— start of Supplied data —
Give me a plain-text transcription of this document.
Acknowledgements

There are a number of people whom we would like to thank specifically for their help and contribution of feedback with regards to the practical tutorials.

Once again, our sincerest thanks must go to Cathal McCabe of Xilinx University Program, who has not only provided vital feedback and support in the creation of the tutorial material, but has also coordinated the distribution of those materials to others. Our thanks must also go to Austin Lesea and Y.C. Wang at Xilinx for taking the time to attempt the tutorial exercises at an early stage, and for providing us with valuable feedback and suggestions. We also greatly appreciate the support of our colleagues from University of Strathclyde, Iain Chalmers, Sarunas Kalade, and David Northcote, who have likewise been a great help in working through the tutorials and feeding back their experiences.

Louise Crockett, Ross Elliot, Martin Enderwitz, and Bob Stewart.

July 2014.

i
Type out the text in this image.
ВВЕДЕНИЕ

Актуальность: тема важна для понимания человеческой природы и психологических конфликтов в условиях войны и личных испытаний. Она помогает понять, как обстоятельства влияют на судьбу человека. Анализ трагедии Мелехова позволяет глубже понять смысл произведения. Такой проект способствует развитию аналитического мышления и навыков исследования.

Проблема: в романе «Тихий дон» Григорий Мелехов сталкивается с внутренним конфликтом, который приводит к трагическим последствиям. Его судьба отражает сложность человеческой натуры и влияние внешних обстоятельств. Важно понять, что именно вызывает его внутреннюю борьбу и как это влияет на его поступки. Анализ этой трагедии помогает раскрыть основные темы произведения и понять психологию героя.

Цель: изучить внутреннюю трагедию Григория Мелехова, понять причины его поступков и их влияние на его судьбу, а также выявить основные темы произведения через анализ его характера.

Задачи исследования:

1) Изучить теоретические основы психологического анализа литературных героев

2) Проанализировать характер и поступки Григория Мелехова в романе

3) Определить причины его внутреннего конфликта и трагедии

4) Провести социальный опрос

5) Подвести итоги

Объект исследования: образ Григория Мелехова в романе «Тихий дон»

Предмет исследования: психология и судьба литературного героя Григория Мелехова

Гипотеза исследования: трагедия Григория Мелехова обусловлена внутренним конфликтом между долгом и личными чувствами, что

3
— end of Supplied data —
Nothing may be left out: return each entry exactly as it reads.

Task output =>
Give me a plain-text transcription of this document.
Acknowledgements

There are a number of people whom we would like to thank specifically for their help and contribution of feedback with regards to the practical tutorials.

Once again, our sincerest thanks must go to Cathal McCabe of Xilinx University Program, who has not only provided vital feedback and support in the creation of the tutorial material, but has also coordinated the distribution of those materials to others. Our thanks must also go to Austin Lesea and Y.C. Wang at Xilinx for taking the time to attempt the tutorial exercises at an early stage, and for providing us with valuable feedback and suggestions. We also greatly appreciate the support of our colleagues from University of Strathclyde, Iain Chalmers, Sarunas Kalade, and David Northcote, who have likewise been a great help in working through the tutorials and feeding back their experiences.

Louise Crockett, Ross Elliot, Martin Enderwitz, and Bob Stewart.

July 2014.

i
Type out the text in this image.
ВВЕДЕНИЕ

Актуальность: тема важна для понимания человеческой природы и психологических конфликтов в условиях войны и личных испытаний. Она помогает понять, как обстоятельства влияют на судьбу человека. Анализ трагедии Мелехова позволяет глубже понять смысл произведения. Такой проект способствует развитию аналитического мышления и навыков исследования.

Проблема: в романе «Тихий дон» Григорий Мелехов сталкивается с внутренним конфликтом, который приводит к трагическим последствиям. Его судьба отражает сложность человеческой натуры и влияние внешних обстоятельств. Важно понять, что именно вызывает его внутреннюю борьбу и как это влияет на его поступки. Анализ этой трагедии помогает раскрыть основные темы произведения и понять психологию героя.

Цель: изучить внутреннюю трагедию Григория Мелехова, понять причины его поступков и их влияние на его судьбу, а также выявить основные темы произведения через анализ его характера.

Задачи исследования:

1) Изучить теоретические основы психологического анализа литературных героев

2) Проанализировать характер и поступки Григория Мелехова в романе

3) Определить причины его внутреннего конфликта и трагедии

4) Провести социальный опрос

5) Подвести итоги

Объект исследования: образ Григория Мелехова в романе «Тихий дон»

Предмет исследования: психология и судьба литературного героя Григория Мелехова

Гипотеза исследования: трагедия Григория Мелехова обусловлена внутренним конфликтом между долгом и личными чувствами, что

3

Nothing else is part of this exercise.